[Data items]

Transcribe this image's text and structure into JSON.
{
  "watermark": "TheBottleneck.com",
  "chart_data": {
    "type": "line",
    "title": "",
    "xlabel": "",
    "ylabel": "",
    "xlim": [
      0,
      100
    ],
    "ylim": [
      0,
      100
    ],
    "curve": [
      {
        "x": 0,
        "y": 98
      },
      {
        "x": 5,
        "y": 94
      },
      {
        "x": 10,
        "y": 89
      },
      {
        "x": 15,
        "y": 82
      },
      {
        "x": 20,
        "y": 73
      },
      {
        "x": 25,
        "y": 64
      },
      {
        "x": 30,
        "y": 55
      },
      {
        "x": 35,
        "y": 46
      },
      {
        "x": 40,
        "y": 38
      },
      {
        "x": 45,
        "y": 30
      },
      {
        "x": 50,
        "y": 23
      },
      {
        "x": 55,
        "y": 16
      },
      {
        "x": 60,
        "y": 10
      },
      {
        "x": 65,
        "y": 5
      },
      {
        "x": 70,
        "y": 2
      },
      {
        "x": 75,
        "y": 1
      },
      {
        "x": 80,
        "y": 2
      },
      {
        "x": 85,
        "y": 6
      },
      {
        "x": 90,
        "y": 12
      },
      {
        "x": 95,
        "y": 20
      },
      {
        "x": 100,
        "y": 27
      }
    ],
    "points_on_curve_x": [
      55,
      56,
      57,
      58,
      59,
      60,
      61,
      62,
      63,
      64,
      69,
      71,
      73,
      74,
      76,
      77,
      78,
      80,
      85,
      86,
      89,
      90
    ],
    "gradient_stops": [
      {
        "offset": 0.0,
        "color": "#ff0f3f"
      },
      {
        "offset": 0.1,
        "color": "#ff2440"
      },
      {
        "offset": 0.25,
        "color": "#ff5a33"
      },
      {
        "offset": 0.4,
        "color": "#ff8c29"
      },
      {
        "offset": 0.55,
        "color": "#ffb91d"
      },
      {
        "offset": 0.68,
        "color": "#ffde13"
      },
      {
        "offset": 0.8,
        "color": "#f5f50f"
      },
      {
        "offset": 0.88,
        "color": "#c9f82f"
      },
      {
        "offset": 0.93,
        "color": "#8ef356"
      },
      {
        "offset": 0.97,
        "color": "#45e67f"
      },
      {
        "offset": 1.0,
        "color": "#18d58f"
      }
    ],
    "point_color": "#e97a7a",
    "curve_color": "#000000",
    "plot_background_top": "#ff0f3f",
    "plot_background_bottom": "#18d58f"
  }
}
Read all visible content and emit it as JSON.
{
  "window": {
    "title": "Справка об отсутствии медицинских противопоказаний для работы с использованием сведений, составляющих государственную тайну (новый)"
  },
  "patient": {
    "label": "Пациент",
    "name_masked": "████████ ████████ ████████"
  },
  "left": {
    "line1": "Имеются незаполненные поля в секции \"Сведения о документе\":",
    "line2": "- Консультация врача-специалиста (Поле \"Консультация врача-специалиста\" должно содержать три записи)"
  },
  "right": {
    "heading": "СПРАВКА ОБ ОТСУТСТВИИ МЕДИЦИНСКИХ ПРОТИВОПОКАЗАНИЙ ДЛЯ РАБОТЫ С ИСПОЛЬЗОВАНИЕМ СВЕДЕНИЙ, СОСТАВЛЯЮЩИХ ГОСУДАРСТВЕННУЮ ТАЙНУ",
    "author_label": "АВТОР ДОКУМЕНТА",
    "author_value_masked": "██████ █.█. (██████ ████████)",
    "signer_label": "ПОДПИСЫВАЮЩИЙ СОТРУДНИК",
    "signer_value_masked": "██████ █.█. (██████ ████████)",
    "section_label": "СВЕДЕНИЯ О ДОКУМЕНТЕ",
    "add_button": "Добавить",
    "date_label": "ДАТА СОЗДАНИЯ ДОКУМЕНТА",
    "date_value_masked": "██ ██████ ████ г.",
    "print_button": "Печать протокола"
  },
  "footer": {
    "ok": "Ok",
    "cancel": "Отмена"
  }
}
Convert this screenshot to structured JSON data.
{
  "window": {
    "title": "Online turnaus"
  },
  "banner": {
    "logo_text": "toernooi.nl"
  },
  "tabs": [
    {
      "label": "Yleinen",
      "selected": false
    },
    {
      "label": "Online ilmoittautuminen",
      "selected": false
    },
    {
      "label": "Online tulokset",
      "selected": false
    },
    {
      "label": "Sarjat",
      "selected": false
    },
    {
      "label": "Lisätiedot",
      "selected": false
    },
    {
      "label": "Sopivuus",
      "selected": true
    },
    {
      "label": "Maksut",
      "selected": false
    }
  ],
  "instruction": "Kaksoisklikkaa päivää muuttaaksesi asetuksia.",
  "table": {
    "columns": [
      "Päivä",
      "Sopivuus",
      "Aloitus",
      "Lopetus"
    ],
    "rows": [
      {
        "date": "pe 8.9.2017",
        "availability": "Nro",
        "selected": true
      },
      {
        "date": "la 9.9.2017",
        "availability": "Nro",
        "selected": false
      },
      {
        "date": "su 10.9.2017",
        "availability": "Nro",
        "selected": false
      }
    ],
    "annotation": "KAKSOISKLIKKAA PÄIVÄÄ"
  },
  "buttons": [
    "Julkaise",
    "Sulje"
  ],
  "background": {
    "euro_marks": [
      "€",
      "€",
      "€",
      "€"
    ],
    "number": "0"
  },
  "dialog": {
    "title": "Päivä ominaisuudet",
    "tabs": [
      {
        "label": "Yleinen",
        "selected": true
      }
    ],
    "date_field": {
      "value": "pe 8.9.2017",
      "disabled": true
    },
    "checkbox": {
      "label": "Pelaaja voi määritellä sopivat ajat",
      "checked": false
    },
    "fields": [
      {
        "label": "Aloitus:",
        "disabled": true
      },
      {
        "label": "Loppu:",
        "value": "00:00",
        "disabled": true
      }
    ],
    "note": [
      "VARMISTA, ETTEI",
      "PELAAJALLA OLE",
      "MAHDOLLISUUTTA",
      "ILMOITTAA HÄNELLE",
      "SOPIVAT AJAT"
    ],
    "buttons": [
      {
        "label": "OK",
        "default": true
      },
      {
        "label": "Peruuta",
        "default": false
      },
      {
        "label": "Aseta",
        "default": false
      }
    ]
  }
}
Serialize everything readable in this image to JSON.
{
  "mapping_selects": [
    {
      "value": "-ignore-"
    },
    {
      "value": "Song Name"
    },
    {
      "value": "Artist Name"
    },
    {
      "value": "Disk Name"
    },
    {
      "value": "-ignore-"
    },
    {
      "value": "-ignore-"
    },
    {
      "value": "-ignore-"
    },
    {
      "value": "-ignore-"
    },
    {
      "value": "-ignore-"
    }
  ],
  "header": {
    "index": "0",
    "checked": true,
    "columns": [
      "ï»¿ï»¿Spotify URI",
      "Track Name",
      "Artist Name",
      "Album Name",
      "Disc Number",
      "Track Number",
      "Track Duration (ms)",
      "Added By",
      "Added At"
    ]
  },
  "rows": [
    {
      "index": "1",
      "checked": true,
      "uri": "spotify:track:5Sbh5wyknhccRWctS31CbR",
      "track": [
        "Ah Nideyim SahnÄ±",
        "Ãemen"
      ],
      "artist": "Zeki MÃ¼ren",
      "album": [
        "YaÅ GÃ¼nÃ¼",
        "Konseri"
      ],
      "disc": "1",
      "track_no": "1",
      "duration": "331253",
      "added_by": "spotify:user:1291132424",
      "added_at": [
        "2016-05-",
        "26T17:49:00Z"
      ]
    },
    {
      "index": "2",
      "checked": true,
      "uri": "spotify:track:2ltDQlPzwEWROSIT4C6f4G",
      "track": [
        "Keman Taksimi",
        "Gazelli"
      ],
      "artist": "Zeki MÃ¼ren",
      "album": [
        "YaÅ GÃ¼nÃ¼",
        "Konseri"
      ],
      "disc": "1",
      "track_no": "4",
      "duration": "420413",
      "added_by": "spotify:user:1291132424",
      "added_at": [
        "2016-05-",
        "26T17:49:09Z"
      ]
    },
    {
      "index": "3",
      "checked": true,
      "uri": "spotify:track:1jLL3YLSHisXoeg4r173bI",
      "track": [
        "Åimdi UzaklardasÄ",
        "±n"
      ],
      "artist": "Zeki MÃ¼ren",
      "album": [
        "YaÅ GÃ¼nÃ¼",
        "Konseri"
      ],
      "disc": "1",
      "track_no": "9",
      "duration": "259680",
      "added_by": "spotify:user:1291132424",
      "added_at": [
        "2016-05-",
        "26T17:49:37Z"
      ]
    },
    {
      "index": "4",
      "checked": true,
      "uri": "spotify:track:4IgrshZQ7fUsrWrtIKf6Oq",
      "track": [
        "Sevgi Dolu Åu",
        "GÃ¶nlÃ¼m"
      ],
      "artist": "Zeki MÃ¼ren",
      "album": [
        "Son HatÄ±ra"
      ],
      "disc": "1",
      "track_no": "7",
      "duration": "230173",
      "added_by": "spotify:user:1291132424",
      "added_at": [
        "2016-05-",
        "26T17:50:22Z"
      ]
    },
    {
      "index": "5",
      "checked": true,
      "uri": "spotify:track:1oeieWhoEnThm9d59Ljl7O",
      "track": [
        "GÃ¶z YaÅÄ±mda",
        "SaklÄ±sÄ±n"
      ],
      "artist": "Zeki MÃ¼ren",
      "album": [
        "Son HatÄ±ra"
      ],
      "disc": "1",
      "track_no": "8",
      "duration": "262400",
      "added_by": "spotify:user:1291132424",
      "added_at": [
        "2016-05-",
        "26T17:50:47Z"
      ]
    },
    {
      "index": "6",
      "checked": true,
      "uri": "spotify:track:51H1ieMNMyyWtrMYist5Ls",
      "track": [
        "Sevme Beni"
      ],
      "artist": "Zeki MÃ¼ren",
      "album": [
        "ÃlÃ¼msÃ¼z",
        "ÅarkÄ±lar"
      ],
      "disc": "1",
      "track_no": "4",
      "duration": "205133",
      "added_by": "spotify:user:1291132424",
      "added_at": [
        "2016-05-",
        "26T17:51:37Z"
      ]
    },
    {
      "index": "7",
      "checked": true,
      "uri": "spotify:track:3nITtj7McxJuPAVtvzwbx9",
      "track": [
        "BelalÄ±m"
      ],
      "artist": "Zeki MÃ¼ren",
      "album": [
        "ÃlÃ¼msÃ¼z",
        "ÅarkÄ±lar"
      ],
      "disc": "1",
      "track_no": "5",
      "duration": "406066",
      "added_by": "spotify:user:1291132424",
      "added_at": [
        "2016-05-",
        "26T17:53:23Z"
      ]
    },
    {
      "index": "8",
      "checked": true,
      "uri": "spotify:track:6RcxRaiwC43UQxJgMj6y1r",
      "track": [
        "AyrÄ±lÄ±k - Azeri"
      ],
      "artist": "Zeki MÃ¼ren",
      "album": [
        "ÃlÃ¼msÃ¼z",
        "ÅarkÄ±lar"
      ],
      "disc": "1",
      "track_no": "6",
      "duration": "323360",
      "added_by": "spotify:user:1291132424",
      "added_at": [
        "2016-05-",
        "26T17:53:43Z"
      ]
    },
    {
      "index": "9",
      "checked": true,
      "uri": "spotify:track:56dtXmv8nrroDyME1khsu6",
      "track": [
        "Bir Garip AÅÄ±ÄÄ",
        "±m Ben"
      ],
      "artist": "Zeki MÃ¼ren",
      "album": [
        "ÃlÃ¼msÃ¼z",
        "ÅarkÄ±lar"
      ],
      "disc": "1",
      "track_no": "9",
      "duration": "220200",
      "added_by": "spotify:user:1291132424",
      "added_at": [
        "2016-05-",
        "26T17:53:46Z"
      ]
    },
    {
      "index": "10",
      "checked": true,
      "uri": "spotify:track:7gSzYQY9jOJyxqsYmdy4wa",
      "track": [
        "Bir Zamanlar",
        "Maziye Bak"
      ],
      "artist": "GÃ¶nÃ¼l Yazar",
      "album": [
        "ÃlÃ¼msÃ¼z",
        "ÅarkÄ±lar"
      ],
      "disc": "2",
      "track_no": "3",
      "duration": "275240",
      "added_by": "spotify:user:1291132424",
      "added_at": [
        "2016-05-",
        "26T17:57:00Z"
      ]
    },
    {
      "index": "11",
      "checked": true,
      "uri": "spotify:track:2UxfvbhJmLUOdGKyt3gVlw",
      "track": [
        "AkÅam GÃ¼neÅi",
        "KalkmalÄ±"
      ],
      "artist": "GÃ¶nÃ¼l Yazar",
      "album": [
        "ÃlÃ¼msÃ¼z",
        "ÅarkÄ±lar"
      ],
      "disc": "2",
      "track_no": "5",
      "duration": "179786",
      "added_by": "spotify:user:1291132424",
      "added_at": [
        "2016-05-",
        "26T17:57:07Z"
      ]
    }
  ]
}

> OBJECTIVE
Collect every line from the records above that contains the word "ДОКУМЕНТА".

> COMPLETED EXERCISE
    "author_label": "АВТОР ДОКУМЕНТА",
    "date_label": "ДАТА СОЗДАНИЯ ДОКУМЕНТА",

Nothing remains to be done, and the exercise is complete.